Task requirements
Return the count of lines with the string "weapon" in them, and nothing else.
--- Data listing ---
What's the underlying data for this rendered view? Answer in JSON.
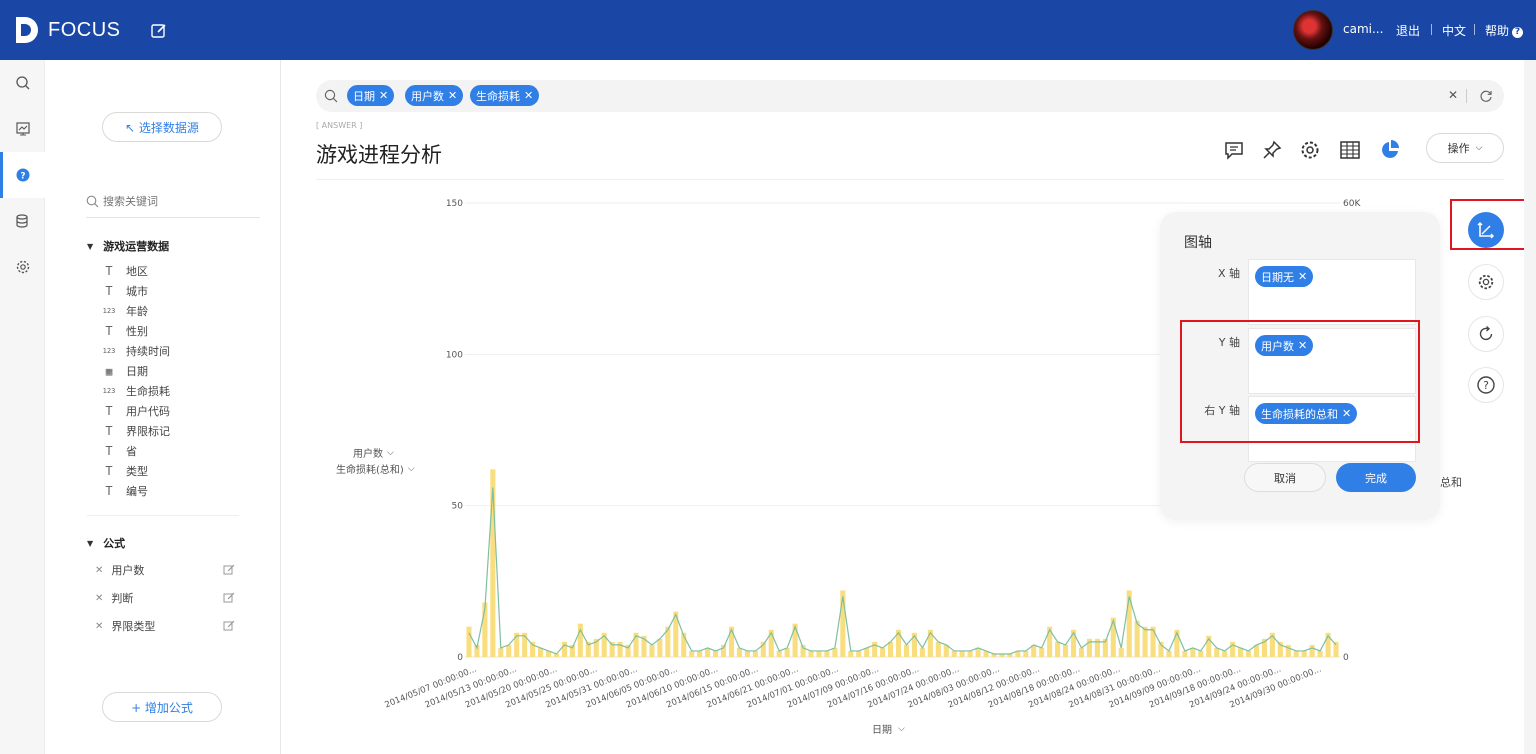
{
  "header": {
    "logo_text": "FOCUS",
    "user": "cami...",
    "logout": "退出",
    "language": "中文",
    "help": "帮助"
  },
  "rail": [
    "search-icon",
    "board-icon",
    "question-icon",
    "database-icon",
    "gear-icon"
  ],
  "datapanel": {
    "select_source": "↖ 选择数据源",
    "search_placeholder": "搜索关键词",
    "group_name": "游戏运营数据",
    "fields": [
      {
        "type": "T",
        "name": "地区"
      },
      {
        "type": "T",
        "name": "城市"
      },
      {
        "type": "123",
        "name": "年龄"
      },
      {
        "type": "T",
        "name": "性别"
      },
      {
        "type": "123",
        "name": "持续时间"
      },
      {
        "type": "date",
        "name": "日期"
      },
      {
        "type": "123",
        "name": "生命损耗"
      },
      {
        "type": "T",
        "name": "用户代码"
      },
      {
        "type": "T",
        "name": "界限标记"
      },
      {
        "type": "T",
        "name": "省"
      },
      {
        "type": "T",
        "name": "类型"
      },
      {
        "type": "T",
        "name": "编号"
      }
    ],
    "formula_group": "公式",
    "formulas": [
      "用户数",
      "判断",
      "界限类型"
    ],
    "add_formula": "+ 增加公式"
  },
  "query": {
    "tags": [
      "日期",
      "用户数",
      "生命损耗"
    ]
  },
  "answer_label": "[ ANSWER ]",
  "title": "游戏进程分析",
  "operation_label": "操作",
  "axis_popup": {
    "title": "图轴",
    "x_label": "X 轴",
    "x_tag": "日期无",
    "y_label": "Y 轴",
    "y_tag": "用户数",
    "ry_label": "右 Y 轴",
    "ry_tag": "生命损耗的总和",
    "cancel": "取消",
    "done": "完成"
  },
  "behind_text": "总和",
  "colors": {
    "brand": "#1a47a6",
    "accent": "#2f7fe6",
    "bar": "#f9de7f",
    "line": "#7fbf9f",
    "highlight": "#e0161e"
  },
  "chart_data": {
    "type": "bar",
    "xlabel": "日期",
    "y_left_label_1": "用户数",
    "y_left_label_2": "生命损耗(总和)",
    "ylim_left": [
      0,
      150
    ],
    "yticks_left": [
      "150",
      "100",
      "50",
      "0"
    ],
    "ytick_values_left": [
      150,
      100,
      50,
      0
    ],
    "yticks_right": [
      "60K",
      "0"
    ],
    "x_tick_labels": [
      "2014/05/07 00:00:00...",
      "2014/05/13 00:00:00...",
      "2014/05/20 00:00:00...",
      "2014/05/25 00:00:00...",
      "2014/05/31 00:00:00...",
      "2014/06/05 00:00:00...",
      "2014/06/10 00:00:00...",
      "2014/06/15 00:00:00...",
      "2014/06/21 00:00:00...",
      "2014/07/01 00:00:00...",
      "2014/07/09 00:00:00...",
      "2014/07/16 00:00:00...",
      "2014/07/24 00:00:00...",
      "2014/08/03 00:00:00...",
      "2014/08/12 00:00:00...",
      "2014/08/18 00:00:00...",
      "2014/08/24 00:00:00...",
      "2014/08/31 00:00:00...",
      "2014/09/09 00:00:00...",
      "2014/09/18 00:00:00...",
      "2014/09/24 00:00:00...",
      "2014/09/30 00:00:00..."
    ],
    "series": [
      {
        "name": "生命损耗(总和)",
        "values": [
          10,
          4,
          18,
          62,
          3,
          4,
          8,
          8,
          5,
          3,
          2,
          1,
          5,
          4,
          11,
          5,
          6,
          8,
          5,
          5,
          4,
          8,
          7,
          4,
          6,
          10,
          15,
          8,
          2,
          2,
          3,
          2,
          4,
          10,
          3,
          2,
          2,
          5,
          9,
          2,
          3,
          11,
          4,
          2,
          2,
          2,
          3,
          22,
          2,
          2,
          3,
          5,
          3,
          5,
          9,
          4,
          8,
          3,
          9,
          5,
          4,
          2,
          2,
          2,
          3,
          2,
          1,
          1,
          1,
          2,
          2,
          4,
          3,
          10,
          5,
          4,
          9,
          3,
          6,
          6,
          6,
          13,
          3,
          22,
          12,
          10,
          10,
          5,
          2,
          9,
          2,
          3,
          2,
          7,
          3,
          2,
          5,
          3,
          2,
          4,
          6,
          8,
          5,
          4,
          2,
          2,
          4,
          2,
          8,
          5
        ]
      },
      {
        "name": "用户数",
        "values": [
          8,
          3,
          16,
          56,
          3,
          4,
          7,
          7,
          4,
          3,
          2,
          1,
          4,
          3,
          9,
          4,
          5,
          7,
          4,
          4,
          3,
          7,
          6,
          4,
          6,
          9,
          14,
          7,
          2,
          2,
          3,
          2,
          3,
          9,
          3,
          2,
          2,
          4,
          8,
          2,
          3,
          10,
          3,
          2,
          2,
          2,
          3,
          20,
          2,
          2,
          3,
          4,
          3,
          5,
          8,
          4,
          7,
          3,
          8,
          5,
          4,
          2,
          2,
          2,
          3,
          2,
          1,
          1,
          1,
          2,
          2,
          4,
          3,
          9,
          5,
          4,
          8,
          3,
          5,
          5,
          5,
          12,
          3,
          20,
          11,
          9,
          9,
          4,
          2,
          8,
          2,
          3,
          2,
          6,
          3,
          2,
          4,
          3,
          2,
          4,
          5,
          7,
          4,
          3,
          2,
          2,
          3,
          2,
          7,
          4
        ]
      }
    ]
  }
}
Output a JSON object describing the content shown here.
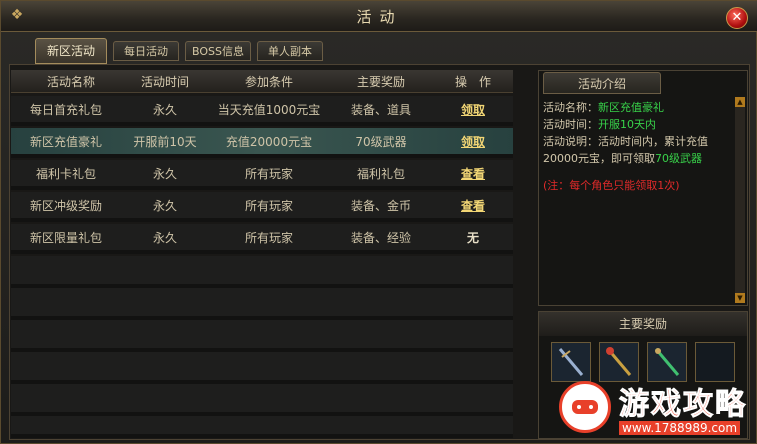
{
  "window": {
    "title": "活动",
    "close_symbol": "✕"
  },
  "tabs": [
    {
      "label": "新区活动",
      "active": true
    },
    {
      "label": "每日活动",
      "active": false
    },
    {
      "label": "BOSS信息",
      "active": false
    },
    {
      "label": "单人副本",
      "active": false
    }
  ],
  "table": {
    "headers": [
      "活动名称",
      "活动时间",
      "参加条件",
      "主要奖励",
      "操　作"
    ],
    "rows": [
      {
        "name": "每日首充礼包",
        "time": "永久",
        "condition": "当天充值1000元宝",
        "reward": "装备、道具",
        "action": "领取"
      },
      {
        "name": "新区充值豪礼",
        "time": "开服前10天",
        "condition": "充值20000元宝",
        "reward": "70级武器",
        "action": "领取",
        "selected": true
      },
      {
        "name": "福利卡礼包",
        "time": "永久",
        "condition": "所有玩家",
        "reward": "福利礼包",
        "action": "查看"
      },
      {
        "name": "新区冲级奖励",
        "time": "永久",
        "condition": "所有玩家",
        "reward": "装备、金币",
        "action": "查看"
      },
      {
        "name": "新区限量礼包",
        "time": "永久",
        "condition": "所有玩家",
        "reward": "装备、经验",
        "action": "无"
      }
    ]
  },
  "intro": {
    "tab_label": "活动介绍",
    "name_label": "活动名称：",
    "name_value": "新区充值豪礼",
    "time_label": "活动时间：",
    "time_value": "开服10天内",
    "desc_label": "活动说明：",
    "desc_text": "活动时间内，累计充值20000元宝，即可领取",
    "desc_value": "70级武器",
    "note": "(注：每个角色只能领取1次)"
  },
  "rewards": {
    "title": "主要奖励",
    "items": [
      "weapon-icon-1",
      "weapon-icon-2",
      "weapon-icon-3",
      "empty-slot"
    ]
  },
  "watermark": {
    "brand": "游戏攻略",
    "url": "www.1788989.com"
  },
  "colors": {
    "accent": "#c9a760",
    "highlight": "#38d24a",
    "note": "#e02a2a",
    "action": "#f2d675"
  }
}
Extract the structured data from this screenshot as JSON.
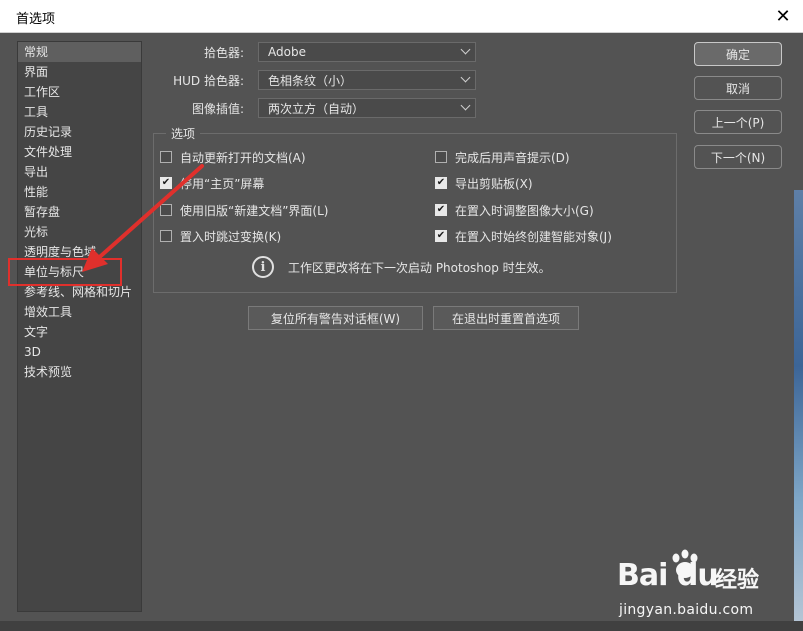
{
  "window": {
    "title": "首选项"
  },
  "sidebar": {
    "items": [
      {
        "label": "常规",
        "selected": true
      },
      {
        "label": "界面"
      },
      {
        "label": "工作区"
      },
      {
        "label": "工具"
      },
      {
        "label": "历史记录"
      },
      {
        "label": "文件处理"
      },
      {
        "label": "导出"
      },
      {
        "label": "性能"
      },
      {
        "label": "暂存盘"
      },
      {
        "label": "光标"
      },
      {
        "label": "透明度与色域"
      },
      {
        "label": "单位与标尺"
      },
      {
        "label": "参考线、网格和切片"
      },
      {
        "label": "增效工具"
      },
      {
        "label": "文字"
      },
      {
        "label": "3D"
      },
      {
        "label": "技术预览"
      }
    ]
  },
  "general": {
    "color_picker": {
      "label": "拾色器:",
      "value": "Adobe"
    },
    "hud_color_picker": {
      "label": "HUD 拾色器:",
      "value": "色相条纹（小）"
    },
    "image_interpolation": {
      "label": "图像插值:",
      "value": "两次立方（自动）"
    }
  },
  "options": {
    "legend": "选项",
    "left": [
      {
        "label": "自动更新打开的文档(A)",
        "checked": false
      },
      {
        "label": "停用“主页”屏幕",
        "checked": true
      },
      {
        "label": "使用旧版“新建文档”界面(L)",
        "checked": false
      },
      {
        "label": "置入时跳过变换(K)",
        "checked": false
      }
    ],
    "right": [
      {
        "label": "完成后用声音提示(D)",
        "checked": false
      },
      {
        "label": "导出剪贴板(X)",
        "checked": true
      },
      {
        "label": "在置入时调整图像大小(G)",
        "checked": true
      },
      {
        "label": "在置入时始终创建智能对象(J)",
        "checked": true
      }
    ],
    "info_text": "工作区更改将在下一次启动 Photoshop 时生效。"
  },
  "bottom_buttons": {
    "reset_warnings": "复位所有警告对话框(W)",
    "reset_prefs": "在退出时重置首选项"
  },
  "side_buttons": {
    "ok": "确定",
    "cancel": "取消",
    "prev": "上一个(P)",
    "next": "下一个(N)"
  },
  "watermark": {
    "brand": "Bai du",
    "cn": "经验",
    "url": "jingyan.baidu.com"
  },
  "colors": {
    "dialog_bg": "#535353",
    "sidebar_bg": "#454545",
    "annotation_red": "#e0302c"
  }
}
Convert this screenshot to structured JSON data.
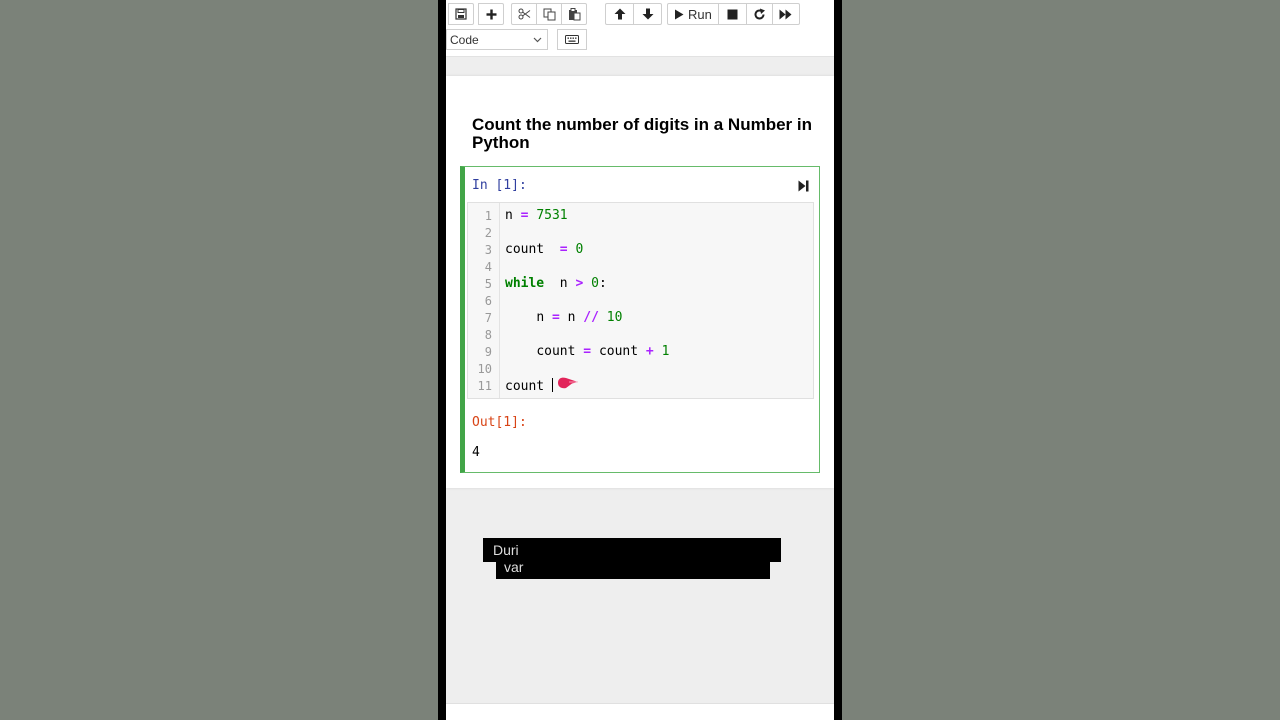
{
  "toolbar": {
    "buttons": [
      {
        "icon": "save-icon"
      },
      {
        "icon": "plus-icon"
      },
      {
        "icon": "cut-icon"
      },
      {
        "icon": "copy-icon"
      },
      {
        "icon": "paste-icon"
      },
      {
        "icon": "arrow-up-icon"
      },
      {
        "icon": "arrow-down-icon"
      },
      {
        "icon": "run-icon"
      },
      {
        "icon": "stop-icon"
      },
      {
        "icon": "restart-icon"
      },
      {
        "icon": "fast-forward-icon"
      }
    ],
    "run_label": "Run",
    "cell_type": "Code",
    "keyboard_icon": "keyboard-icon"
  },
  "notebook": {
    "title": "Count the number of digits in a Number in Python",
    "cell": {
      "in_prompt": "In [1]:",
      "out_prompt": "Out[1]:",
      "output": "4",
      "line_numbers": [
        "1",
        "2",
        "3",
        "4",
        "5",
        "6",
        "7",
        "8",
        "9",
        "10",
        "11"
      ],
      "code_lines": [
        "n = 7531",
        "",
        "count  = 0",
        "",
        "while  n > 0:",
        "",
        "    n = n // 10",
        "",
        "    count = count + 1",
        "",
        "count "
      ]
    }
  },
  "captions": {
    "line1": "Duri",
    "line2": "var"
  },
  "colors": {
    "cell_border": "#42a548",
    "in_prompt": "#303f9f",
    "out_prompt": "#d84315",
    "keyword": "#008000",
    "operator": "#aa22ff",
    "number": "#008000"
  }
}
---
Correct output
3